Reproduce the lines of the records below without any changes. Begin at the line that contains "counter-card-right: Counter count" and stop after the final line of the records.

◆ The input
━━━━━━━━━━
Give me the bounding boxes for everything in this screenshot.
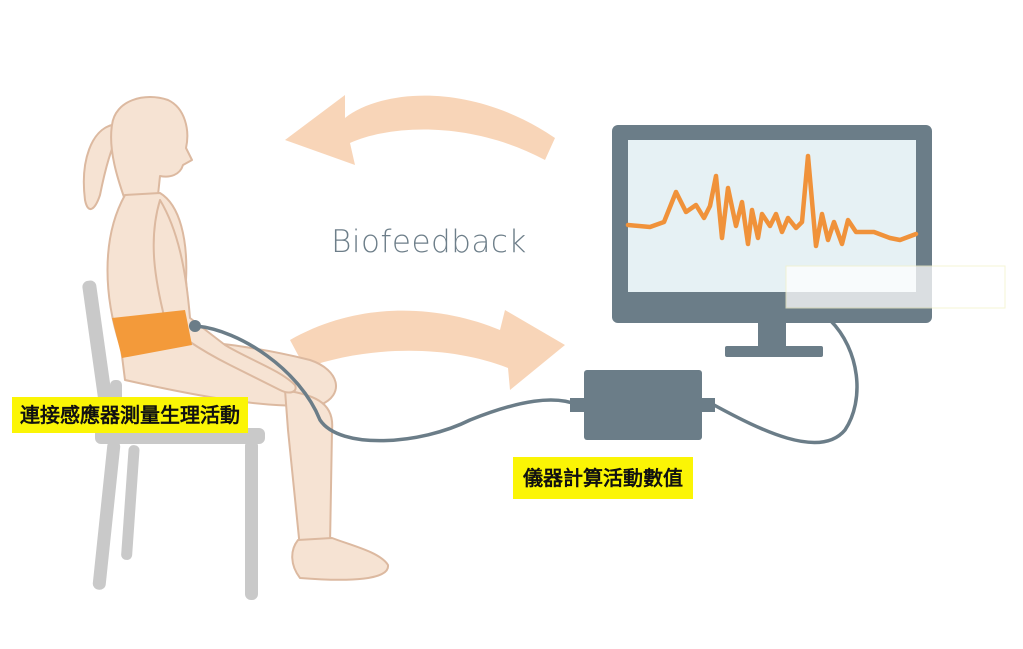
signal-waveform-icon [625, 153, 919, 249]
feedback-arrow-bottom-icon [290, 310, 565, 390]
biofeedback-label: Biofeedback [331, 224, 527, 260]
feedback-arrow-top-icon [285, 95, 555, 165]
cable-icon [712, 318, 859, 445]
monitor-icon [612, 125, 932, 357]
device-box-icon [570, 370, 715, 440]
device-callout: 儀器計算活動數值 [513, 457, 693, 499]
sensor-band-icon [112, 310, 192, 358]
sensor-callout: 連接感應器測量生理活動 [12, 397, 248, 433]
screen-glare [785, 265, 1006, 309]
person-seated-icon [82, 96, 389, 581]
cable-icon [194, 324, 580, 443]
sensor-clip-icon [189, 320, 201, 332]
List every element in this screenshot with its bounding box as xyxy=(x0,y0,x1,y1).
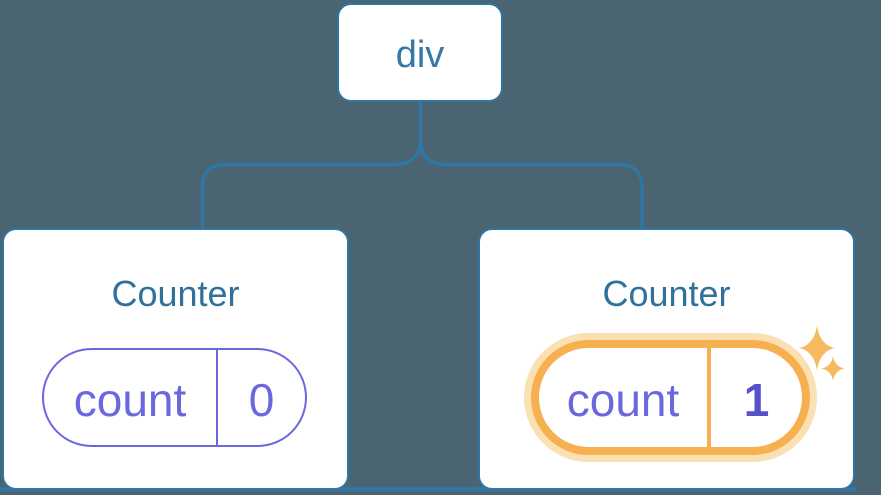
counter-card-right: Counter count 1 xyxy=(478,228,855,490)
state-value: 0 xyxy=(248,373,275,426)
counter-title: Counter xyxy=(602,273,731,314)
state-value-segment: 0 xyxy=(216,350,305,445)
bottom-baseline-rule xyxy=(0,487,856,491)
state-value: 1 xyxy=(743,373,770,426)
state-pill: count 0 xyxy=(42,348,307,447)
sparkle-icon-large xyxy=(799,325,835,371)
sparkle-icon-small xyxy=(821,356,845,381)
state-pill-highlighted: count 1 xyxy=(531,340,810,455)
state-value-segment: 1 xyxy=(707,348,802,447)
counter-title: Counter xyxy=(111,273,240,314)
state-key-segment: count xyxy=(44,350,216,445)
root-node-div: div xyxy=(337,3,503,102)
state-key-segment: count xyxy=(539,348,707,447)
connector-right-branch xyxy=(418,101,644,229)
state-key-label: count xyxy=(73,373,187,426)
state-key-label: count xyxy=(566,373,680,426)
root-node-label: div xyxy=(395,34,445,76)
counter-card-left: Counter count 0 xyxy=(2,228,349,490)
connector-left-branch xyxy=(200,101,423,229)
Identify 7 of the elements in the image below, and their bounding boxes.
━━━━━━━━━━
◆ Worked answer
counter-card-right: Counter count 1 xyxy=(478,228,855,490)
state-value: 0 xyxy=(248,373,275,426)
counter-title: Counter xyxy=(602,273,731,314)
state-value-segment: 0 xyxy=(216,350,305,445)
bottom-baseline-rule xyxy=(0,487,856,491)
state-value: 1 xyxy=(743,373,770,426)
state-pill: count 0 xyxy=(42,348,307,447)
sparkle-icon-large xyxy=(799,325,835,371)
sparkle-icon-small xyxy=(821,356,845,381)
state-pill-highlighted: count 1 xyxy=(531,340,810,455)
state-value-segment: 1 xyxy=(707,348,802,447)
counter-title: Counter xyxy=(111,273,240,314)
state-key-segment: count xyxy=(44,350,216,445)
root-node-div: div xyxy=(337,3,503,102)
state-key-segment: count xyxy=(539,348,707,447)
connector-right-branch xyxy=(418,101,644,229)
state-key-label: count xyxy=(73,373,187,426)
state-key-label: count xyxy=(566,373,680,426)
root-node-label: div xyxy=(395,34,445,76)
counter-card-left: Counter count 0 xyxy=(2,228,349,490)
connector-left-branch xyxy=(200,101,423,229)
Identify 7 of the elements in the image below, and their bounding boxes.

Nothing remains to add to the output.